Exercise requirements: Copy out all lines carrying the word "Temperatures".

--- Dataset content ---

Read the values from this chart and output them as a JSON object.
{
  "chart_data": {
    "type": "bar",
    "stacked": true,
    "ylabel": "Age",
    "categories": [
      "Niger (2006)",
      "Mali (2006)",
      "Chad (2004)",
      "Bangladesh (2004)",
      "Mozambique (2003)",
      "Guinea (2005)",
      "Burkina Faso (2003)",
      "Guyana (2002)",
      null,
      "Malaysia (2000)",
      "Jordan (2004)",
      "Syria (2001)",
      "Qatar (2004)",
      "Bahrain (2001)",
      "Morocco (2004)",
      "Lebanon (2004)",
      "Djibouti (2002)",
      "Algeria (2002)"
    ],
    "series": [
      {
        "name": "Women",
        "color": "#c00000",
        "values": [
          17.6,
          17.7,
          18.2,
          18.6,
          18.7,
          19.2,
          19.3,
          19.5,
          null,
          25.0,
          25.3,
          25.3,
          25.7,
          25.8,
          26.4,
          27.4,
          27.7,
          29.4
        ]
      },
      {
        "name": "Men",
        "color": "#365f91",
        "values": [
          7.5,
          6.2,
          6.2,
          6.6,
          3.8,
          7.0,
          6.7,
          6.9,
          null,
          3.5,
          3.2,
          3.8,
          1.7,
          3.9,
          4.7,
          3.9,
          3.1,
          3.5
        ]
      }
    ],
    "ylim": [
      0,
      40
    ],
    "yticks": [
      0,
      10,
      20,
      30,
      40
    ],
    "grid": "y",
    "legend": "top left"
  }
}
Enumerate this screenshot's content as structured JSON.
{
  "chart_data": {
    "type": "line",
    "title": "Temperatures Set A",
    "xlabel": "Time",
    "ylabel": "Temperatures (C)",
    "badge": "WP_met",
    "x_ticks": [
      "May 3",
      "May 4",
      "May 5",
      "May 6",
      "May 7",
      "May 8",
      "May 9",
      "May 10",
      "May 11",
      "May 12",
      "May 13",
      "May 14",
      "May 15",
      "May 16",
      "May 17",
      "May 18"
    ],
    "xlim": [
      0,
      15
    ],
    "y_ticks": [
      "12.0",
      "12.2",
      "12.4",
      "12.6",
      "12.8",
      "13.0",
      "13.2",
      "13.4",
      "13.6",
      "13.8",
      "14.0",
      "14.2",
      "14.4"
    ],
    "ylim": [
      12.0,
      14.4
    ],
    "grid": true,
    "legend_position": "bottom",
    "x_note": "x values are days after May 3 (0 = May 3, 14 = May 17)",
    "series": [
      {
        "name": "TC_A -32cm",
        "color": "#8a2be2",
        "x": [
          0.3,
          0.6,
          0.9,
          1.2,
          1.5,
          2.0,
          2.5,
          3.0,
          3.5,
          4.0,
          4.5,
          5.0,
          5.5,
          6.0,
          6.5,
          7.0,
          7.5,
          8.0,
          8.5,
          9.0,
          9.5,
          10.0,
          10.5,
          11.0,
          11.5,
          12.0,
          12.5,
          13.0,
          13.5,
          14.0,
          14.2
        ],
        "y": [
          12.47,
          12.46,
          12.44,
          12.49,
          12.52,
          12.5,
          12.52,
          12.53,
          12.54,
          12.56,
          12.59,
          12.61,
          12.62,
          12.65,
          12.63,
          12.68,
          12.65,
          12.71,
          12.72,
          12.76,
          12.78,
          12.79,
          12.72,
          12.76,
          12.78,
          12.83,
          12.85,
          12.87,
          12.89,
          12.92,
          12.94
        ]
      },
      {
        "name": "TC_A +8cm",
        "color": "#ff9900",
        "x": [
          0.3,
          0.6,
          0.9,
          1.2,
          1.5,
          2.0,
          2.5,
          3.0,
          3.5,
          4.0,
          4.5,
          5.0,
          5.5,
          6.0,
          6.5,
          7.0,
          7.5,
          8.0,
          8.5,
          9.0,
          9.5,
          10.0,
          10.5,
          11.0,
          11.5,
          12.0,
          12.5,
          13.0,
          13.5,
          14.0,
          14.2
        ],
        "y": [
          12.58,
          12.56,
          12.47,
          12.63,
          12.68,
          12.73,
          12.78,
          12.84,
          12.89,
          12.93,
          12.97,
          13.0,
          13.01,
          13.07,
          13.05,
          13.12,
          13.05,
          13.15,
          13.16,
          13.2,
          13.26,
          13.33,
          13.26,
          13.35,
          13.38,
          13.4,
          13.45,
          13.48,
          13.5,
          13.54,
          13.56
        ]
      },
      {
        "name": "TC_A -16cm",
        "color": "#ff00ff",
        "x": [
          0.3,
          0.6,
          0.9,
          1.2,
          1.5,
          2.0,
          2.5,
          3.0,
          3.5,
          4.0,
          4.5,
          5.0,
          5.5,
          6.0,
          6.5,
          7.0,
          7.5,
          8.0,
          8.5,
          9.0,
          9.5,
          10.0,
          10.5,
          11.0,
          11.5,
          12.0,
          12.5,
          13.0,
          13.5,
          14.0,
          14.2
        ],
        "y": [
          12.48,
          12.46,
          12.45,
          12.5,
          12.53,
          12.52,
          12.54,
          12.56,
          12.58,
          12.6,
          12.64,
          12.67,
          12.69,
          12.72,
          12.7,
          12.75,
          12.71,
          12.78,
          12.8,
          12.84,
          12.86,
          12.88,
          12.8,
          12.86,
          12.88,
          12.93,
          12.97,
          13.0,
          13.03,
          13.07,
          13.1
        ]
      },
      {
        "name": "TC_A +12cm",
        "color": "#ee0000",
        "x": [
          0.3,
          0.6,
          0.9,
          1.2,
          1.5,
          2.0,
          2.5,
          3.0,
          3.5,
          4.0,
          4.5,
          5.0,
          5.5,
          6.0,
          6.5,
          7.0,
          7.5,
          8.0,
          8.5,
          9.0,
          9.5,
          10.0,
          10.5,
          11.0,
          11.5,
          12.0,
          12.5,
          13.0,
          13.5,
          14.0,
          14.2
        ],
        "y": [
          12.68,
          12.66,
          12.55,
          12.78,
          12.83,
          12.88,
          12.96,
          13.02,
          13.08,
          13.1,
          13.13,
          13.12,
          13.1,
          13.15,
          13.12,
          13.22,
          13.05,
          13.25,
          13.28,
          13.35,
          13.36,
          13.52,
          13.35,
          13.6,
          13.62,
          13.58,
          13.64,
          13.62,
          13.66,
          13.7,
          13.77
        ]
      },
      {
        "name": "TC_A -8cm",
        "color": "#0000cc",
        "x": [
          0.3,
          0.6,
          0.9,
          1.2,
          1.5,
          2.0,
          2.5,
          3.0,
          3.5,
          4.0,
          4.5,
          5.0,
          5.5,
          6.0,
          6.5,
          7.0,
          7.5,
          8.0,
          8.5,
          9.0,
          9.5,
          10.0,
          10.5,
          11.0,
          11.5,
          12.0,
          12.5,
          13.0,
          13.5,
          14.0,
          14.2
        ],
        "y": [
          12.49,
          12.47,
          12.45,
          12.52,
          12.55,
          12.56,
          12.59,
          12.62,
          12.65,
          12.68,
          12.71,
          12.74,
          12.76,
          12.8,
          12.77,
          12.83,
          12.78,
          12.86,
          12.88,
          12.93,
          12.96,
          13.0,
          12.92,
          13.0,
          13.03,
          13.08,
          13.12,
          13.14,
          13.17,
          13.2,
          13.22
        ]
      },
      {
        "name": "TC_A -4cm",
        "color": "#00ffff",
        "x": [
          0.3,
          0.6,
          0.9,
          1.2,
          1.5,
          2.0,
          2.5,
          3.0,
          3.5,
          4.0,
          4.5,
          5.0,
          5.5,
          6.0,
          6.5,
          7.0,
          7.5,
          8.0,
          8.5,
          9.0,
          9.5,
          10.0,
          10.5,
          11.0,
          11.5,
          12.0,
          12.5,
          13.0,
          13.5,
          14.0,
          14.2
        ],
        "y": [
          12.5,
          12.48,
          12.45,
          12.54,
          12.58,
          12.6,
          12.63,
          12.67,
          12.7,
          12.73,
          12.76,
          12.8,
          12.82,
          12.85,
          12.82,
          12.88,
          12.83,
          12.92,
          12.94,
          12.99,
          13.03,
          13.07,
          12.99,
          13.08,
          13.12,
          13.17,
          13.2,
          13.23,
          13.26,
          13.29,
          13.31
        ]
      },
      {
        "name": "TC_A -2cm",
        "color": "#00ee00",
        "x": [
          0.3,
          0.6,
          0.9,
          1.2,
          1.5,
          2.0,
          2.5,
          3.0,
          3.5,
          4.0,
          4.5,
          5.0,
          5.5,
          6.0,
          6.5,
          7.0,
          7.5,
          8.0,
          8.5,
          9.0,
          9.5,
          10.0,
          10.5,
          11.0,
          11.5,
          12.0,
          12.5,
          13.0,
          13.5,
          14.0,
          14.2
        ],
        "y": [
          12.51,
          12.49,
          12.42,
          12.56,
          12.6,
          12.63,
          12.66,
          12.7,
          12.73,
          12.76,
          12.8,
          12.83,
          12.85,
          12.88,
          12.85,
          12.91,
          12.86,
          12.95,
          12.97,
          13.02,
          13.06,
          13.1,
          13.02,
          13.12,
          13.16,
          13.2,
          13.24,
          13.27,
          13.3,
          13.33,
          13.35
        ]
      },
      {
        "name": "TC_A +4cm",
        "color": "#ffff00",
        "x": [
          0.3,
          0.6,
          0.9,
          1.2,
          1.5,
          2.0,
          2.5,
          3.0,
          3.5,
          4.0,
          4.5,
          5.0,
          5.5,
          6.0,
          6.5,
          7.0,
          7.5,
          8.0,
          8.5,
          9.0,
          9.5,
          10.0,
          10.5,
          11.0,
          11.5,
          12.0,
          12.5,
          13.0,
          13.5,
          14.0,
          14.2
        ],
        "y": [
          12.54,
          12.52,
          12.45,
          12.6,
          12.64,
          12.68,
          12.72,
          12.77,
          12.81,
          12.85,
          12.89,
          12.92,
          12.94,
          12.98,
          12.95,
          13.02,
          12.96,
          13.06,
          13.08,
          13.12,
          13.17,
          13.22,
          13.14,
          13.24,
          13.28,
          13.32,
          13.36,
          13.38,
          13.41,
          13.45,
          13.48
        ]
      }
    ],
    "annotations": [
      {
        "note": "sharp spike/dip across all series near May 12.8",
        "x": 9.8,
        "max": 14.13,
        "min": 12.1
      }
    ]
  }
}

---

Final result:
    "title": "Temperatures Set A",
    "ylabel": "Temperatures (C)",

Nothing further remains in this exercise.